→ **PROMPT**
Reproduce the listing below exactly, minus its pictures.

Records that describe figures:

________

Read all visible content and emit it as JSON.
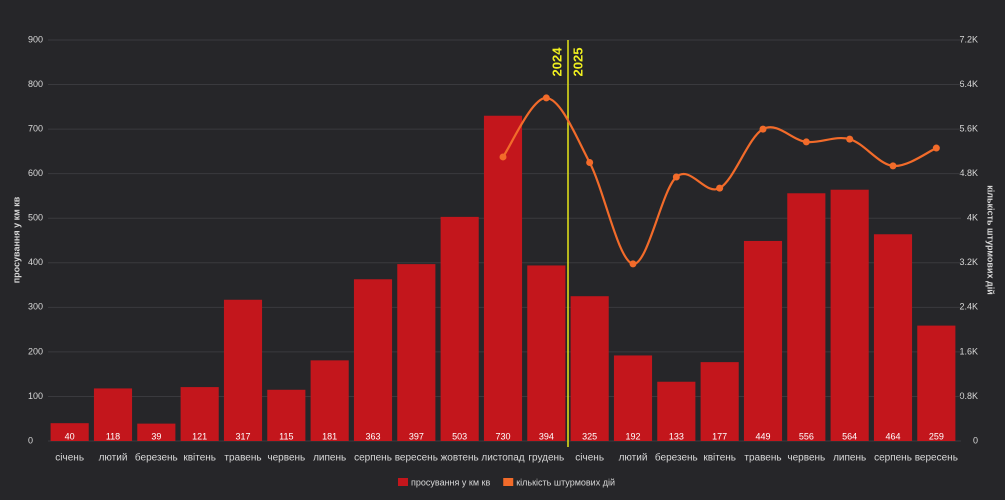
{
  "chart_data": {
    "type": "bar-line",
    "categories": [
      "січень",
      "лютий",
      "березень",
      "квітень",
      "травень",
      "червень",
      "липень",
      "серпень",
      "вересень",
      "жовтень",
      "листопад",
      "грудень",
      "січень",
      "лютий",
      "березень",
      "квітень",
      "травень",
      "червень",
      "липень",
      "серпень",
      "вересень"
    ],
    "series": [
      {
        "name": "просування у км кв",
        "type": "bar",
        "color": "#c3161c",
        "axis": "y",
        "values": [
          40,
          118,
          39,
          121,
          317,
          115,
          181,
          363,
          397,
          503,
          730,
          394,
          325,
          192,
          133,
          177,
          449,
          556,
          564,
          464,
          259
        ]
      },
      {
        "name": "кількість штурмових дій",
        "type": "line",
        "color": "#f26b2a",
        "axis": "y2",
        "values": [
          null,
          null,
          null,
          null,
          null,
          null,
          null,
          null,
          null,
          null,
          5100,
          6160,
          5000,
          3180,
          4740,
          4540,
          5600,
          5370,
          5420,
          4940,
          5260
        ]
      }
    ],
    "y_label": "просування у км кв",
    "y2_label": "кількість штурмових дій",
    "ylim": [
      0,
      900
    ],
    "yticks": [
      0,
      100,
      200,
      300,
      400,
      500,
      600,
      700,
      800,
      900
    ],
    "y2lim": [
      0,
      7200
    ],
    "y2ticks": [
      0,
      {
        "value": 800,
        "label": "0.8K"
      },
      {
        "value": 1600,
        "label": "1.6K"
      },
      {
        "value": 2400,
        "label": "2.4K"
      },
      {
        "value": 3200,
        "label": "3.2K"
      },
      {
        "value": 4000,
        "label": "4K"
      },
      {
        "value": 4800,
        "label": "4.8K"
      },
      {
        "value": 5600,
        "label": "5.6K"
      },
      {
        "value": 6400,
        "label": "6.4K"
      },
      {
        "value": 7200,
        "label": "7.2K"
      }
    ],
    "annotations": [
      "2024",
      "2025"
    ],
    "grid": true,
    "legend": "bottom"
  }
}
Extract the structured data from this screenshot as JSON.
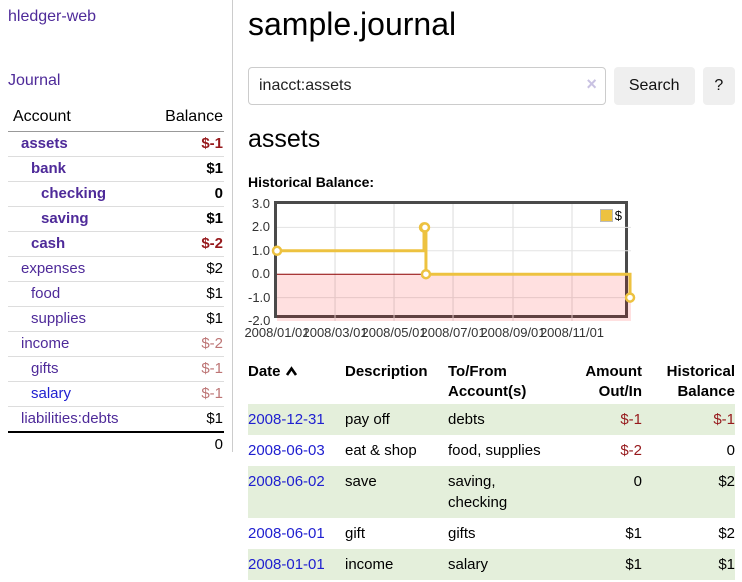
{
  "app": {
    "brand": "hledger-web",
    "nav_journal": "Journal"
  },
  "colors": {
    "link_purple": "#4e2a99",
    "link_blue": "#2020d0",
    "negative": "#96191c",
    "negative_muted": "#bd7575",
    "row_green": "#e4efdb",
    "chart_line": "#EDC240",
    "chart_negative_fill": "rgba(255,0,0,0.12)",
    "zero_line": "#8b0000"
  },
  "sidebar": {
    "headers": {
      "account": "Account",
      "balance": "Balance"
    },
    "accounts": [
      {
        "name": "assets",
        "level": 1,
        "in_query": true,
        "balance": "$-1",
        "balance_style": "negative"
      },
      {
        "name": "bank",
        "level": 2,
        "in_query": true,
        "balance": "$1",
        "balance_style": "normal"
      },
      {
        "name": "checking",
        "level": 3,
        "in_query": true,
        "balance": "0",
        "balance_style": "normal"
      },
      {
        "name": "saving",
        "level": 3,
        "in_query": true,
        "balance": "$1",
        "balance_style": "normal"
      },
      {
        "name": "cash",
        "level": 2,
        "in_query": true,
        "balance": "$-2",
        "balance_style": "negative"
      },
      {
        "name": "expenses",
        "level": 1,
        "in_query": false,
        "balance": "$2",
        "balance_style": "normal"
      },
      {
        "name": "food",
        "level": 2,
        "in_query": false,
        "balance": "$1",
        "balance_style": "normal"
      },
      {
        "name": "supplies",
        "level": 2,
        "in_query": false,
        "balance": "$1",
        "balance_style": "normal"
      },
      {
        "name": "income",
        "level": 1,
        "in_query": false,
        "balance": "$-2",
        "balance_style": "negative-muted"
      },
      {
        "name": "gifts",
        "level": 2,
        "in_query": false,
        "balance": "$-1",
        "balance_style": "negative-muted"
      },
      {
        "name": "salary",
        "level": 2,
        "in_query": false,
        "link_blue": true,
        "balance": "$-1",
        "balance_style": "negative-muted"
      },
      {
        "name": "liabilities:debts",
        "level": 1,
        "in_query": false,
        "balance": "$1",
        "balance_style": "normal"
      }
    ],
    "total": "0"
  },
  "header": {
    "title": "sample.journal"
  },
  "search": {
    "query": "inacct:assets",
    "clear_icon": "×",
    "button_label": "Search",
    "help_label": "?"
  },
  "main": {
    "account_heading": "assets",
    "chart_caption": "Historical Balance:"
  },
  "chart_data": {
    "type": "line",
    "subtype": "step",
    "title": "Historical Balance",
    "legend": {
      "position": "top-right"
    },
    "x_domain_days": [
      0,
      366
    ],
    "ylim": [
      -2,
      3
    ],
    "grid": true,
    "negative_region_color": "rgba(255,0,0,0.12)",
    "zero_line_color": "#8b0000",
    "series": [
      {
        "name": "$",
        "color": "#EDC240",
        "x_dates": [
          "2008-01-01",
          "2008-06-01",
          "2008-06-02",
          "2008-06-03",
          "2008-12-31"
        ],
        "x_days": [
          0,
          152,
          153,
          154,
          365
        ],
        "values": [
          1,
          2,
          2,
          0,
          -1
        ]
      }
    ],
    "x_ticks": [
      {
        "day": 0,
        "label": "2008/01/01"
      },
      {
        "day": 60,
        "label": "2008/03/01"
      },
      {
        "day": 121,
        "label": "2008/05/01"
      },
      {
        "day": 182,
        "label": "2008/07/01"
      },
      {
        "day": 244,
        "label": "2008/09/01"
      },
      {
        "day": 305,
        "label": "2008/11/01"
      }
    ],
    "y_ticks": [
      {
        "v": 3,
        "label": "3.0"
      },
      {
        "v": 2,
        "label": "2.0"
      },
      {
        "v": 1,
        "label": "1.0"
      },
      {
        "v": 0,
        "label": "0.0"
      },
      {
        "v": -1,
        "label": "-1.0"
      },
      {
        "v": -2,
        "label": "-2.0"
      }
    ]
  },
  "register": {
    "headers": {
      "date": "Date",
      "description": "Description",
      "tofrom_line1": "To/From",
      "tofrom_line2": "Account(s)",
      "amount_line1": "Amount",
      "amount_line2": "Out/In",
      "balance_line1": "Historical",
      "balance_line2": "Balance"
    },
    "rows": [
      {
        "date": "2008-12-31",
        "description": "pay off",
        "accounts": "debts",
        "amount": "$-1",
        "amount_negative": true,
        "balance": "$-1",
        "balance_negative": true
      },
      {
        "date": "2008-06-03",
        "description": "eat & shop",
        "accounts": "food, supplies",
        "amount": "$-2",
        "amount_negative": true,
        "balance": "0",
        "balance_negative": false
      },
      {
        "date": "2008-06-02",
        "description": "save",
        "accounts": "saving, checking",
        "amount": "0",
        "amount_negative": false,
        "balance": "$2",
        "balance_negative": false
      },
      {
        "date": "2008-06-01",
        "description": "gift",
        "accounts": "gifts",
        "amount": "$1",
        "amount_negative": false,
        "balance": "$2",
        "balance_negative": false
      },
      {
        "date": "2008-01-01",
        "description": "income",
        "accounts": "salary",
        "amount": "$1",
        "amount_negative": false,
        "balance": "$1",
        "balance_negative": false
      }
    ]
  }
}
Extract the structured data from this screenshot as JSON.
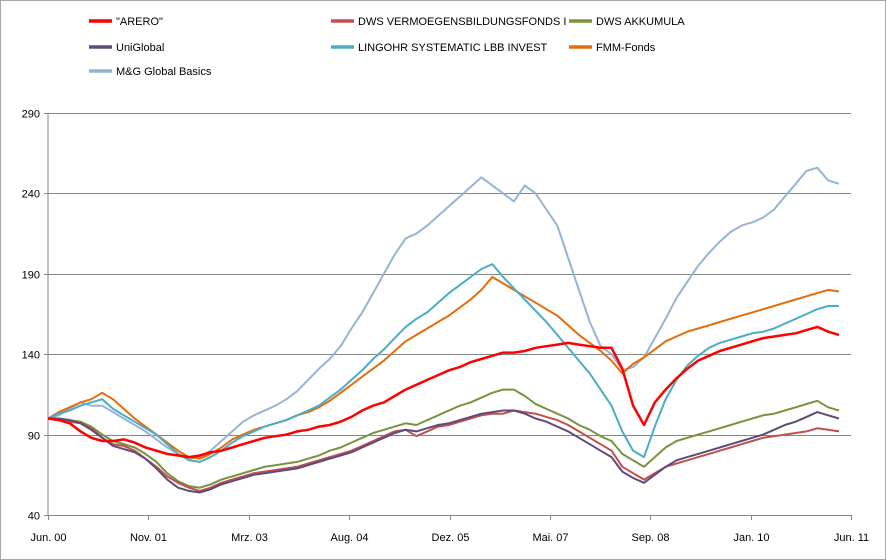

________

→ **TASK SOLUTION**
Read all visible content and emit it as JSON.
{
  "chart_data": {
    "type": "bar-line",
    "categories": [
      "січень",
      "лютий",
      "березень",
      "квітень",
      "травень",
      "червень",
      "липень",
      "серпень",
      "вересень",
      "жовтень",
      "листопад",
      "грудень",
      "січень",
      "лютий",
      "березень",
      "квітень",
      "травень",
      "червень",
      "липень",
      "серпень",
      "вересень"
    ],
    "series": [
      {
        "name": "просування у км кв",
        "type": "bar",
        "color": "#c3161c",
        "axis": "y",
        "values": [
          40,
          118,
          39,
          121,
          317,
          115,
          181,
          363,
          397,
          503,
          730,
          394,
          325,
          192,
          133,
          177,
          449,
          556,
          564,
          464,
          259
        ]
      },
      {
        "name": "кількість штурмових дій",
        "type": "line",
        "color": "#f26b2a",
        "axis": "y2",
        "values": [
          null,
          null,
          null,
          null,
          null,
          null,
          null,
          null,
          null,
          null,
          5100,
          6160,
          5000,
          3180,
          4740,
          4540,
          5600,
          5370,
          5420,
          4940,
          5260
        ]
      }
    ],
    "y_label": "просування у км кв",
    "y2_label": "кількість штурмових дій",
    "ylim": [
      0,
      900
    ],
    "yticks": [
      0,
      100,
      200,
      300,
      400,
      500,
      600,
      700,
      800,
      900
    ],
    "y2lim": [
      0,
      7200
    ],
    "y2ticks": [
      0,
      {
        "value": 800,
        "label": "0.8K"
      },
      {
        "value": 1600,
        "label": "1.6K"
      },
      {
        "value": 2400,
        "label": "2.4K"
      },
      {
        "value": 3200,
        "label": "3.2K"
      },
      {
        "value": 4000,
        "label": "4K"
      },
      {
        "value": 4800,
        "label": "4.8K"
      },
      {
        "value": 5600,
        "label": "5.6K"
      },
      {
        "value": 6400,
        "label": "6.4K"
      },
      {
        "value": 7200,
        "label": "7.2K"
      }
    ],
    "annotations": [
      "2024",
      "2025"
    ],
    "grid": true,
    "legend": "bottom"
  }
}
Extract the structured data from this screenshot as JSON.
{
  "app": {
    "brand": "hledger-web",
    "nav_journal": "Journal"
  },
  "colors": {
    "link_purple": "#4e2a99",
    "link_blue": "#2020d0",
    "negative": "#96191c",
    "negative_muted": "#bd7575",
    "row_green": "#e4efdb",
    "chart_line": "#EDC240",
    "chart_negative_fill": "rgba(255,0,0,0.12)",
    "zero_line": "#8b0000"
  },
  "sidebar": {
    "headers": {
      "account": "Account",
      "balance": "Balance"
    },
    "accounts": [
      {
        "name": "assets",
        "level": 1,
        "in_query": true,
        "balance": "$-1",
        "balance_style": "negative"
      },
      {
        "name": "bank",
        "level": 2,
        "in_query": true,
        "balance": "$1",
        "balance_style": "normal"
      },
      {
        "name": "checking",
        "level": 3,
        "in_query": true,
        "balance": "0",
        "balance_style": "normal"
      },
      {
        "name": "saving",
        "level": 3,
        "in_query": true,
        "balance": "$1",
        "balance_style": "normal"
      },
      {
        "name": "cash",
        "level": 2,
        "in_query": true,
        "balance": "$-2",
        "balance_style": "negative"
      },
      {
        "name": "expenses",
        "level": 1,
        "in_query": false,
        "balance": "$2",
        "balance_style": "normal"
      },
      {
        "name": "food",
        "level": 2,
        "in_query": false,
        "balance": "$1",
        "balance_style": "normal"
      },
      {
        "name": "supplies",
        "level": 2,
        "in_query": false,
        "balance": "$1",
        "balance_style": "normal"
      },
      {
        "name": "income",
        "level": 1,
        "in_query": false,
        "balance": "$-2",
        "balance_style": "negative-muted"
      },
      {
        "name": "gifts",
        "level": 2,
        "in_query": false,
        "balance": "$-1",
        "balance_style": "negative-muted"
      },
      {
        "name": "salary",
        "level": 2,
        "in_query": false,
        "link_blue": true,
        "balance": "$-1",
        "balance_style": "negative-muted"
      },
      {
        "name": "liabilities:debts",
        "level": 1,
        "in_query": false,
        "balance": "$1",
        "balance_style": "normal"
      }
    ],
    "total": "0"
  },
  "header": {
    "title": "sample.journal"
  },
  "search": {
    "query": "inacct:assets",
    "clear_icon": "×",
    "button_label": "Search",
    "help_label": "?"
  },
  "main": {
    "account_heading": "assets",
    "chart_caption": "Historical Balance:"
  },
  "chart_data": {
    "type": "line",
    "subtype": "step",
    "title": "Historical Balance",
    "legend": {
      "position": "top-right"
    },
    "x_domain_days": [
      0,
      366
    ],
    "ylim": [
      -2,
      3
    ],
    "grid": true,
    "negative_region_color": "rgba(255,0,0,0.12)",
    "zero_line_color": "#8b0000",
    "series": [
      {
        "name": "$",
        "color": "#EDC240",
        "x_dates": [
          "2008-01-01",
          "2008-06-01",
          "2008-06-02",
          "2008-06-03",
          "2008-12-31"
        ],
        "x_days": [
          0,
          152,
          153,
          154,
          365
        ],
        "values": [
          1,
          2,
          2,
          0,
          -1
        ]
      }
    ],
    "x_ticks": [
      {
        "day": 0,
        "label": "2008/01/01"
      },
      {
        "day": 60,
        "label": "2008/03/01"
      },
      {
        "day": 121,
        "label": "2008/05/01"
      },
      {
        "day": 182,
        "label": "2008/07/01"
      },
      {
        "day": 244,
        "label": "2008/09/01"
      },
      {
        "day": 305,
        "label": "2008/11/01"
      }
    ],
    "y_ticks": [
      {
        "v": 3,
        "label": "3.0"
      },
      {
        "v": 2,
        "label": "2.0"
      },
      {
        "v": 1,
        "label": "1.0"
      },
      {
        "v": 0,
        "label": "0.0"
      },
      {
        "v": -1,
        "label": "-1.0"
      },
      {
        "v": -2,
        "label": "-2.0"
      }
    ]
  },
  "register": {
    "headers": {
      "date": "Date",
      "description": "Description",
      "tofrom_line1": "To/From",
      "tofrom_line2": "Account(s)",
      "amount_line1": "Amount",
      "amount_line2": "Out/In",
      "balance_line1": "Historical",
      "balance_line2": "Balance"
    },
    "rows": [
      {
        "date": "2008-12-31",
        "description": "pay off",
        "accounts": "debts",
        "amount": "$-1",
        "amount_negative": true,
        "balance": "$-1",
        "balance_negative": true
      },
      {
        "date": "2008-06-03",
        "description": "eat & shop",
        "accounts": "food, supplies",
        "amount": "$-2",
        "amount_negative": true,
        "balance": "0",
        "balance_negative": false
      },
      {
        "date": "2008-06-02",
        "description": "save",
        "accounts": "saving, checking",
        "amount": "0",
        "amount_negative": false,
        "balance": "$2",
        "balance_negative": false
      },
      {
        "date": "2008-06-01",
        "description": "gift",
        "accounts": "gifts",
        "amount": "$1",
        "amount_negative": false,
        "balance": "$2",
        "balance_negative": false
      },
      {
        "date": "2008-01-01",
        "description": "income",
        "accounts": "salary",
        "amount": "$1",
        "amount_negative": false,
        "balance": "$1",
        "balance_negative": false
      }
    ]
  }
}
Extract the structured data from this screenshot as JSON.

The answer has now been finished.